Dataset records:
----------------------------------------

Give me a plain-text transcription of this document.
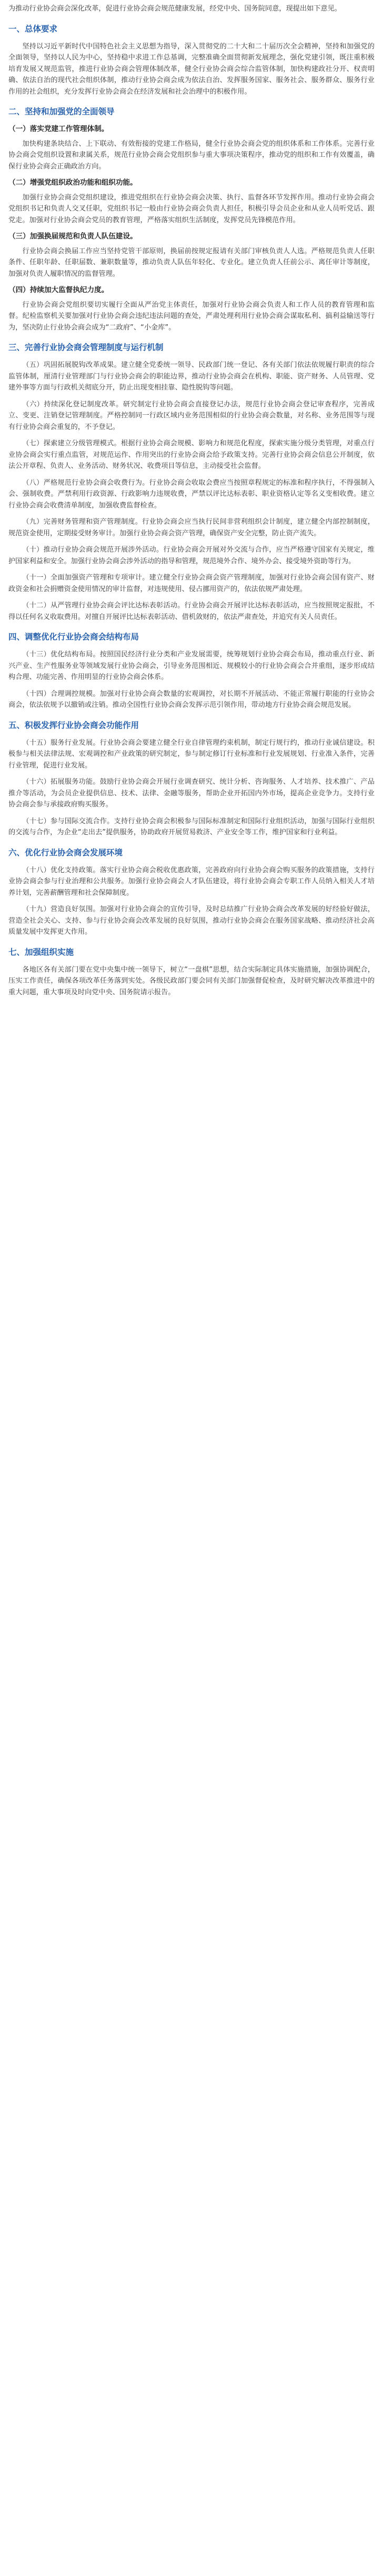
为推动行业协会商会深化改革，促进行业协会商会规范健康发展，经党中央、国务院同意，现提出如下意见。

一、总体要求

坚持以习近平新时代中国特色社会主义思想为指导，深入贯彻党的二十大和二十届历次全会精神，坚持和加强党的全面领导，坚持以人民为中心，坚持稳中求进工作总基调，完整准确全面贯彻新发展理念，强化党建引领，既注重积极培育发展又规范监管，推进行业协会商会管理体制改革，健全行业协会商会综合监管体制，加快构建政社分开、权责明确、依法自治的现代社会组织体制，推动行业协会商会成为依法自治、发挥服务国家、服务社会、服务群众、服务行业作用的社会组织，充分发挥行业协会商会在经济发展和社会治理中的积极作用。

二、坚持和加强党的全面领导
（一）落实党建工作管理体制。

加快构建条块结合、上下联动、有效衔接的党建工作格局，健全行业协会商会党的组织体系和工作体系。完善行业协会商会党组织设置和隶属关系，规范行业协会商会党组织参与重大事项决策程序，推动党的组织和工作有效覆盖，确保行业协会商会正确政治方向。

（二）增强党组织政治功能和组织功能。

加强行业协会商会党组织建设，推进党组织在行业协会商会决策、执行、监督各环节发挥作用。推动行业协会商会党组织书记和负责人交叉任职，党组织书记一般由行业协会商会负责人担任，积极引导会员企业和从业人员听党话、跟党走。加强对行业协会商会党员的教育管理，严格落实组织生活制度，发挥党员先锋模范作用。

（三）加强换届规范和负责人队伍建设。

行业协会商会换届工作应当坚持党管干部原则，换届前按规定报请有关部门审核负责人人选。严格规范负责人任职条件、任职年龄、任职届数、兼职数量等，推动负责人队伍年轻化、专业化。建立负责人任前公示、离任审计等制度，加强对负责人履职情况的监督管理。

（四）持续加大监督执纪力度。

行业协会商会党组织要切实履行全面从严治党主体责任，加强对行业协会商会负责人和工作人员的教育管理和监督。纪检监察机关要加强对行业协会商会违纪违法问题的查处，严肃处理利用行业协会商会谋取私利、搞利益输送等行为，坚决防止行业协会商会成为“二政府”、“小金库”。

三、完善行业协会商会管理制度与运行机制

（五）巩固拓展脱钩改革成果。建立健全党委统一领导、民政部门统一登记、各有关部门依法依规履行职责的综合监管体制，厘清行业管理部门与行业协会商会的职能边界，推动行业协会商会在机构、职能、资产财务、人员管理、党建外事等方面与行政机关彻底分开，防止出现变相挂靠、隐性脱钩等问题。

（六）持续深化登记制度改革。研究制定行业协会商会直接登记办法，规范行业协会商会登记审查程序，完善成立、变更、注销登记管理制度。严格控制同一行政区域内业务范围相似的行业协会商会数量，对名称、业务范围等与现有行业协会商会重复的，不予登记。

（七）探索建立分级管理模式。根据行业协会商会规模、影响力和规范化程度，探索实施分级分类管理，对重点行业协会商会实行重点监管，对规范运作、作用突出的行业协会商会给予政策支持。完善行业协会商会信息公开制度，依法公开章程、负责人、业务活动、财务状况、收费项目等信息，主动接受社会监督。

（八）严格规范行业协会商会收费行为。行业协会商会收取会费应当按照章程规定的标准和程序执行，不得强制入会、强制收费。严禁利用行政资源、行政影响力违规收费，严禁以评比达标表彰、职业资格认定等名义变相收费。建立行业协会商会收费清单制度，加强收费监督检查。

（九）完善财务管理和资产管理制度。行业协会商会应当执行民间非营利组织会计制度，建立健全内部控制制度，规范资金使用，定期接受财务审计。加强行业协会商会资产管理，确保资产安全完整，防止资产流失。

（十）推动行业协会商会规范开展涉外活动。行业协会商会开展对外交流与合作，应当严格遵守国家有关规定，维护国家利益和安全。加强行业协会商会涉外活动的指导和管理，规范境外合作、境外办会、接受境外资助等行为。

（十一）全面加强资产管理和专项审计。建立健全行业协会商会资产管理制度，加强对行业协会商会国有资产、财政资金和社会捐赠资金使用情况的审计监督，对违规使用、侵占挪用资产的，依法依规严肃处理。

（十二）从严管理行业协会商会评比达标表彰活动。行业协会商会开展评比达标表彰活动，应当按照规定报批，不得以任何名义收取费用。对擅自开展评比达标表彰活动、借机敛财的，依法严肃查处，并追究有关人员责任。

四、调整优化行业协会商会结构布局

（十三）优化结构布局。按照国民经济行业分类和产业发展需要，统筹规划行业协会商会布局，推动重点行业、新兴产业、生产性服务业等领域发展行业协会商会，引导业务范围相近、规模较小的行业协会商会合并重组，逐步形成结构合理、功能完善、作用明显的行业协会商会体系。

（十四）合理调控规模。加强对行业协会商会数量的宏观调控，对长期不开展活动、不能正常履行职能的行业协会商会，依法依规予以撤销或注销。推动全国性行业协会商会发挥示范引领作用，带动地方行业协会商会规范发展。

五、积极发挥行业协会商会功能作用

（十五）服务行业发展。行业协会商会要建立健全行业自律管理约束机制，制定行规行约，推动行业诚信建设。积极参与相关法律法规、宏观调控和产业政策的研究制定，参与制定修订行业标准和行业发展规划、行业准入条件，完善行业管理，促进行业发展。

（十六）拓展服务功能。鼓励行业协会商会开展行业调查研究、统计分析、咨询服务、人才培养、技术推广、产品推介等活动，为会员企业提供信息、技术、法律、金融等服务，帮助企业开拓国内外市场，提高企业竞争力。支持行业协会商会参与承接政府购买服务。

（十七）参与国际交流合作。支持行业协会商会积极参与国际标准制定和国际行业组织活动，加强与国际行业组织的交流与合作，为企业“走出去”提供服务，协助政府开展贸易救济、产业安全等工作，维护国家和行业利益。

六、优化行业协会商会发展环境

（十八）优化支持政策。落实行业协会商会税收优惠政策，完善政府向行业协会商会购买服务的政策措施，支持行业协会商会参与行业治理和公共服务。加强行业协会商会人才队伍建设，将行业协会商会专职工作人员纳入相关人才培养计划，完善薪酬管理和社会保障制度。

（十九）营造良好氛围。加强对行业协会商会的宣传引导，及时总结推广行业协会商会改革发展的好经验好做法，营造全社会关心、支持、参与行业协会商会改革发展的良好氛围，推动行业协会商会在服务国家战略、推动经济社会高质量发展中发挥更大作用。

七、加强组织实施

各地区各有关部门要在党中央集中统一领导下，树立“一盘棋”思想，结合实际制定具体实施措施，加强协调配合，压实工作责任，确保各项改革任务落到实处。各级民政部门要会同有关部门加强督促检查，及时研究解决改革推进中的重大问题，重大事项及时向党中央、国务院请示报告。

----------------------------------------

GOAL OF THE EXERCISE: Each line of the data is to be duplicated exactly; pictures stay out of the copy.

TASK SOLUTION:
Give me a plain-text transcription of this document.
为推动行业协会商会深化改革，促进行业协会商会规范健康发展，经党中央、国务院同意，现提出如下意见。

一、总体要求

坚持以习近平新时代中国特色社会主义思想为指导，深入贯彻党的二十大和二十届历次全会精神，坚持和加强党的全面领导，坚持以人民为中心，坚持稳中求进工作总基调，完整准确全面贯彻新发展理念，强化党建引领，既注重积极培育发展又规范监管，推进行业协会商会管理体制改革，健全行业协会商会综合监管体制，加快构建政社分开、权责明确、依法自治的现代社会组织体制，推动行业协会商会成为依法自治、发挥服务国家、服务社会、服务群众、服务行业作用的社会组织，充分发挥行业协会商会在经济发展和社会治理中的积极作用。

二、坚持和加强党的全面领导
（一）落实党建工作管理体制。

加快构建条块结合、上下联动、有效衔接的党建工作格局，健全行业协会商会党的组织体系和工作体系。完善行业协会商会党组织设置和隶属关系，规范行业协会商会党组织参与重大事项决策程序，推动党的组织和工作有效覆盖，确保行业协会商会正确政治方向。

（二）增强党组织政治功能和组织功能。

加强行业协会商会党组织建设，推进党组织在行业协会商会决策、执行、监督各环节发挥作用。推动行业协会商会党组织书记和负责人交叉任职，党组织书记一般由行业协会商会负责人担任，积极引导会员企业和从业人员听党话、跟党走。加强对行业协会商会党员的教育管理，严格落实组织生活制度，发挥党员先锋模范作用。

（三）加强换届规范和负责人队伍建设。

行业协会商会换届工作应当坚持党管干部原则，换届前按规定报请有关部门审核负责人人选。严格规范负责人任职条件、任职年龄、任职届数、兼职数量等，推动负责人队伍年轻化、专业化。建立负责人任前公示、离任审计等制度，加强对负责人履职情况的监督管理。

（四）持续加大监督执纪力度。

行业协会商会党组织要切实履行全面从严治党主体责任，加强对行业协会商会负责人和工作人员的教育管理和监督。纪检监察机关要加强对行业协会商会违纪违法问题的查处，严肃处理利用行业协会商会谋取私利、搞利益输送等行为，坚决防止行业协会商会成为“二政府”、“小金库”。

三、完善行业协会商会管理制度与运行机制

（五）巩固拓展脱钩改革成果。建立健全党委统一领导、民政部门统一登记、各有关部门依法依规履行职责的综合监管体制，厘清行业管理部门与行业协会商会的职能边界，推动行业协会商会在机构、职能、资产财务、人员管理、党建外事等方面与行政机关彻底分开，防止出现变相挂靠、隐性脱钩等问题。

（六）持续深化登记制度改革。研究制定行业协会商会直接登记办法，规范行业协会商会登记审查程序，完善成立、变更、注销登记管理制度。严格控制同一行政区域内业务范围相似的行业协会商会数量，对名称、业务范围等与现有行业协会商会重复的，不予登记。

（七）探索建立分级管理模式。根据行业协会商会规模、影响力和规范化程度，探索实施分级分类管理，对重点行业协会商会实行重点监管，对规范运作、作用突出的行业协会商会给予政策支持。完善行业协会商会信息公开制度，依法公开章程、负责人、业务活动、财务状况、收费项目等信息，主动接受社会监督。

（八）严格规范行业协会商会收费行为。行业协会商会收取会费应当按照章程规定的标准和程序执行，不得强制入会、强制收费。严禁利用行政资源、行政影响力违规收费，严禁以评比达标表彰、职业资格认定等名义变相收费。建立行业协会商会收费清单制度，加强收费监督检查。

（九）完善财务管理和资产管理制度。行业协会商会应当执行民间非营利组织会计制度，建立健全内部控制制度，规范资金使用，定期接受财务审计。加强行业协会商会资产管理，确保资产安全完整，防止资产流失。

（十）推动行业协会商会规范开展涉外活动。行业协会商会开展对外交流与合作，应当严格遵守国家有关规定，维护国家利益和安全。加强行业协会商会涉外活动的指导和管理，规范境外合作、境外办会、接受境外资助等行为。

（十一）全面加强资产管理和专项审计。建立健全行业协会商会资产管理制度，加强对行业协会商会国有资产、财政资金和社会捐赠资金使用情况的审计监督，对违规使用、侵占挪用资产的，依法依规严肃处理。

（十二）从严管理行业协会商会评比达标表彰活动。行业协会商会开展评比达标表彰活动，应当按照规定报批，不得以任何名义收取费用。对擅自开展评比达标表彰活动、借机敛财的，依法严肃查处，并追究有关人员责任。

四、调整优化行业协会商会结构布局

（十三）优化结构布局。按照国民经济行业分类和产业发展需要，统筹规划行业协会商会布局，推动重点行业、新兴产业、生产性服务业等领域发展行业协会商会，引导业务范围相近、规模较小的行业协会商会合并重组，逐步形成结构合理、功能完善、作用明显的行业协会商会体系。

（十四）合理调控规模。加强对行业协会商会数量的宏观调控，对长期不开展活动、不能正常履行职能的行业协会商会，依法依规予以撤销或注销。推动全国性行业协会商会发挥示范引领作用，带动地方行业协会商会规范发展。

五、积极发挥行业协会商会功能作用

（十五）服务行业发展。行业协会商会要建立健全行业自律管理约束机制，制定行规行约，推动行业诚信建设。积极参与相关法律法规、宏观调控和产业政策的研究制定，参与制定修订行业标准和行业发展规划、行业准入条件，完善行业管理，促进行业发展。

（十六）拓展服务功能。鼓励行业协会商会开展行业调查研究、统计分析、咨询服务、人才培养、技术推广、产品推介等活动，为会员企业提供信息、技术、法律、金融等服务，帮助企业开拓国内外市场，提高企业竞争力。支持行业协会商会参与承接政府购买服务。

（十七）参与国际交流合作。支持行业协会商会积极参与国际标准制定和国际行业组织活动，加强与国际行业组织的交流与合作，为企业“走出去”提供服务，协助政府开展贸易救济、产业安全等工作，维护国家和行业利益。

六、优化行业协会商会发展环境

（十八）优化支持政策。落实行业协会商会税收优惠政策，完善政府向行业协会商会购买服务的政策措施，支持行业协会商会参与行业治理和公共服务。加强行业协会商会人才队伍建设，将行业协会商会专职工作人员纳入相关人才培养计划，完善薪酬管理和社会保障制度。

（十九）营造良好氛围。加强对行业协会商会的宣传引导，及时总结推广行业协会商会改革发展的好经验好做法，营造全社会关心、支持、参与行业协会商会改革发展的良好氛围，推动行业协会商会在服务国家战略、推动经济社会高质量发展中发挥更大作用。

七、加强组织实施

各地区各有关部门要在党中央集中统一领导下，树立“一盘棋”思想，结合实际制定具体实施措施，加强协调配合，压实工作责任，确保各项改革任务落到实处。各级民政部门要会同有关部门加强督促检查，及时研究解决改革推进中的重大问题，重大事项及时向党中央、国务院请示报告。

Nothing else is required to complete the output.